**Short exercise A**
In the text on hydrothermal vent research, for how long has the Lost City Hydrothermal Field been active?
**Short exercise B**
Carry on the text on hydrothermal vent research with a few sentences that pick up after its final sentence.

---------- Text section

My research focuses on understanding process linkages among active submarine volcanoes, hydrothermal vents, and the life that they support. I am the Director for the underwater cabled component of the National Science Foundation's Ocean Observatories Initiative (OOI) known as the Cabled Array. I have participated on over 30 blue water research expeditions and routinely use robotic vehicles that include the ROV's ROPOS and Jason; I have been on >50 dives in the three person submersible Alvin to depths of 12,000 feet. Most of my work focuses on hydrothermal systems at along the Juan de Fuca Ridge at Axial Volcano and the Endeavour Segment, and on the novel Lost City Hydrothermal Field that I helped discover in 2000. Lost City is a remarkable system with conditions never before seen in the marine environment. Here, limestone chimneys that rise over 180 feet above the surrounding seafloor, vent pH11 fluids rich in hydrogen and methane, as well as other abiotic hydrocarbons. The field has been active for at least 150,000 years.
The Cabled Array is an exciting project that includes installation of ~900 km of high power and bandwidth fiber optic cables on the seafloor. Key sites off the Pacific Northwest coast are now instrumented with 140 seafloor and six instrumented water column sensors that are streaming live, real-time data to shore providing new insights into submarine earthquake generation, ocean acidification, climate change, an active underwater volcano, methane seeps and life in the extreme environments of hydrothermal vents. All data, including high definition video, and digital still images are now being made available to the global audience over the Internet in real-time. Live HD imagery from the Axial Seamount, located >400 km offshore and at a water depth of ~5000 ft are now streaming to shore live 8 times a day.

--------------------
---------- Data listing

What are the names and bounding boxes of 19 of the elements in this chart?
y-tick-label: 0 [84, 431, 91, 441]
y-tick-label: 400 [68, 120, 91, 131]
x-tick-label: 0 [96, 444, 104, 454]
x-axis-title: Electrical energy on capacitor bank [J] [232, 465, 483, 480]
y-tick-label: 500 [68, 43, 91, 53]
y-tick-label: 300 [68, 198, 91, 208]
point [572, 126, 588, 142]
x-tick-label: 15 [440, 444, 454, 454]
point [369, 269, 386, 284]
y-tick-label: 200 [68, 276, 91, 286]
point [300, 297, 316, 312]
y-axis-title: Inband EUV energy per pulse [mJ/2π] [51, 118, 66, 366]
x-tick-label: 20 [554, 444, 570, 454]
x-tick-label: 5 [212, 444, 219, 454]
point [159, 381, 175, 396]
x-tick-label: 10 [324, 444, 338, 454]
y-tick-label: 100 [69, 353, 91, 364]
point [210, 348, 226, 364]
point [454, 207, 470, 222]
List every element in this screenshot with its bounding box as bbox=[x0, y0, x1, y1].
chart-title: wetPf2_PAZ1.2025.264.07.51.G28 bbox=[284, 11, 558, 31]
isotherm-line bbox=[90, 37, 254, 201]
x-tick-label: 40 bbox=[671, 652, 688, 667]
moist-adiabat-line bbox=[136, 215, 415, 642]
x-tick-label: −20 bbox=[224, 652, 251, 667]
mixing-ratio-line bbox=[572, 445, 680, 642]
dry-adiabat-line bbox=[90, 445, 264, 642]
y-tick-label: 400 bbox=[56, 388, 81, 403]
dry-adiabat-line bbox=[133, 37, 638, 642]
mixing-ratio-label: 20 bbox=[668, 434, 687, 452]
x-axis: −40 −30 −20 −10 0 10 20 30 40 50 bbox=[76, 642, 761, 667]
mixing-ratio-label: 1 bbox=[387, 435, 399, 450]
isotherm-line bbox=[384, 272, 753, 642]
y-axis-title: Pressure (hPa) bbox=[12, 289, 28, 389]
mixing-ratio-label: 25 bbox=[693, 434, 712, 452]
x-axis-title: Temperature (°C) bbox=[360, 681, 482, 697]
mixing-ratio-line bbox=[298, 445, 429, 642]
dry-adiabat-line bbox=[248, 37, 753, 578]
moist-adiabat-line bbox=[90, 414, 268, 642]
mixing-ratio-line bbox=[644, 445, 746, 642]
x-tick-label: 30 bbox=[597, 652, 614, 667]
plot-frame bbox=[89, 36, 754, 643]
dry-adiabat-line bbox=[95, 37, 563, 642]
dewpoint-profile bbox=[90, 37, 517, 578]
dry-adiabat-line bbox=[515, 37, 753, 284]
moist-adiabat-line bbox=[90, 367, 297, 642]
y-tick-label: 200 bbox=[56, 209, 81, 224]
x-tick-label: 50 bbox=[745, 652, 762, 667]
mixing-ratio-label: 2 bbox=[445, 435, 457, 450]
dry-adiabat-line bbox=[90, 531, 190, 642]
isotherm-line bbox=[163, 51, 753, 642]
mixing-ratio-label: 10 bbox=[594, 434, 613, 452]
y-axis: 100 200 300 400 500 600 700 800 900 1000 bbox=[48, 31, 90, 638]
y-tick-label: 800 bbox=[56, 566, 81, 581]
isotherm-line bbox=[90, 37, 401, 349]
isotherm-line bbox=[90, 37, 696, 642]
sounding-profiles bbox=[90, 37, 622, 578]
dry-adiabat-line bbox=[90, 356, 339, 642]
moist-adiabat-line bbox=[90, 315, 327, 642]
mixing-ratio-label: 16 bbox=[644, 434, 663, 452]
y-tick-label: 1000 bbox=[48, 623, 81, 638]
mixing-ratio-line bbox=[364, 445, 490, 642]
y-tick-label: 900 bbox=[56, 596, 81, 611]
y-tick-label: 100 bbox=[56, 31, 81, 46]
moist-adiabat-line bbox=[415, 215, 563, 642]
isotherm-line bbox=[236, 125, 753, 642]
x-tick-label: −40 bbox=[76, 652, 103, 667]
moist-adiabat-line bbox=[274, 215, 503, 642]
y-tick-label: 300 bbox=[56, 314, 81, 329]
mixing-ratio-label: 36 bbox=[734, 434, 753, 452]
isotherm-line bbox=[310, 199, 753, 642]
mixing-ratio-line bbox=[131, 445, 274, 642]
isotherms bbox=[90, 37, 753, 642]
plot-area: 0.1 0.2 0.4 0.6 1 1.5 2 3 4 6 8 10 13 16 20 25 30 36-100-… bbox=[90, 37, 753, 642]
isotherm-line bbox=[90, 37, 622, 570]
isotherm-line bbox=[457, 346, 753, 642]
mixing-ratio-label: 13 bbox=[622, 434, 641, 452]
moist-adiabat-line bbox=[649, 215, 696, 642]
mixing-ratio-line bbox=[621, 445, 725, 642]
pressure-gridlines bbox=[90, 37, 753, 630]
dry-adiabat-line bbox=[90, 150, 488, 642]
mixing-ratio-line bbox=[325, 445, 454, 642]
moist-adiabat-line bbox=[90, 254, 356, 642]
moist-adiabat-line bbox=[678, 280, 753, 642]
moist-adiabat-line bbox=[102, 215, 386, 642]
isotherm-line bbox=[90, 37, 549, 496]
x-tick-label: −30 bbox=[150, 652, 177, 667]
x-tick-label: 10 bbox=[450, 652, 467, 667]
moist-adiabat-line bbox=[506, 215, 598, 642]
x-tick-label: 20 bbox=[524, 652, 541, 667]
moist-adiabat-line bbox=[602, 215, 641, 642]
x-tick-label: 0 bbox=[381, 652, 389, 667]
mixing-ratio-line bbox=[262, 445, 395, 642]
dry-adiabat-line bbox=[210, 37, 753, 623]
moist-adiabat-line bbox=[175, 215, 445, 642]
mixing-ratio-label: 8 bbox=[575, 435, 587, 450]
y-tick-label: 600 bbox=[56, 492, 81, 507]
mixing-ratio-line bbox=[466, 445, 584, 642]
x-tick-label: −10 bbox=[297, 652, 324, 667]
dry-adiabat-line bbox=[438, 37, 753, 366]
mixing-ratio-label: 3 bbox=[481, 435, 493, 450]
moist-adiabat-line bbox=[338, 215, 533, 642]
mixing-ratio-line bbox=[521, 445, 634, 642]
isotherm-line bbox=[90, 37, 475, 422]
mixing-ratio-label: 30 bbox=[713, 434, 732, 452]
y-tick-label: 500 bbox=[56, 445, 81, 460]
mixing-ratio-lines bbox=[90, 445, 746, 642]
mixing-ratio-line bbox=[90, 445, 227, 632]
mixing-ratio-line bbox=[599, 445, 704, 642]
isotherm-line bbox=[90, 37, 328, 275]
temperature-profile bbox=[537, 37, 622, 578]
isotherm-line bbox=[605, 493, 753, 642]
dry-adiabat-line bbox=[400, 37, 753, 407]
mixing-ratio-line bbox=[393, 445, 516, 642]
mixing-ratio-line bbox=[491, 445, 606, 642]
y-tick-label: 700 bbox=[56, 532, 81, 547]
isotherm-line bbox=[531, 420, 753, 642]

--------------------

**Result A**
At least 150,000 years.

**Result B**
One of the things I am most passionate about is providing students and young researchers the opportunity to participate directly in sea-going research. In 2013, we took 20 students to sea with us on the VISIONS'13 expedition. The cruise involved the UW global class research ship the R/V Thomas G Thompson and the ROV ROPOS. During the 47-day cruise students worked side by side scientists, engineers and the ROPOS team. I co-teach this annual summer - fall class (Ocean 411: Sea-Going Research & Discovery) with John Delaney, PI of the Cabled Array cabled observatory. I also teach Ocean 121 (Deep Sea Exploration: Submarine Volcanoes ad Novel Life) each winter with the goal of sharing cutting-edge technologies that are currently being used and developed to explore and interact with the oceans in new ways.
Friday, January 03, 2014
This unique interdisciplinary, hands-on at-sea course will provide you with the experience of conducting research related to many important oceanographic processes operating within the Northeast Pacific ocean and on the seafloor. You will gain experience on a global class research ship using a state-of-the-art underwwater robotic vehicle (ROV) reaching depths of 9000 ft beneath the oceans surface and working on an active submarine volcano.
During ~two to four week durations at sea, you will work alongside experienced scientists, engineers and the ship’s crew to gain at-sea research and sea-going experience using advanced oceanographic research instruments and vehicles, and you will conduct your own research using data collected with some of these tools. This summer the Cabled Array VISIONS'15 cruise will be aboard the University of Washington research ship the R/V Thompson and will include the ROV ROPOS. The cruise will be from July 4 to August 7 and will include a team of scientists from the College of the Environment - School of Oceanography, and engineers from the Applied Physcis Laboratory.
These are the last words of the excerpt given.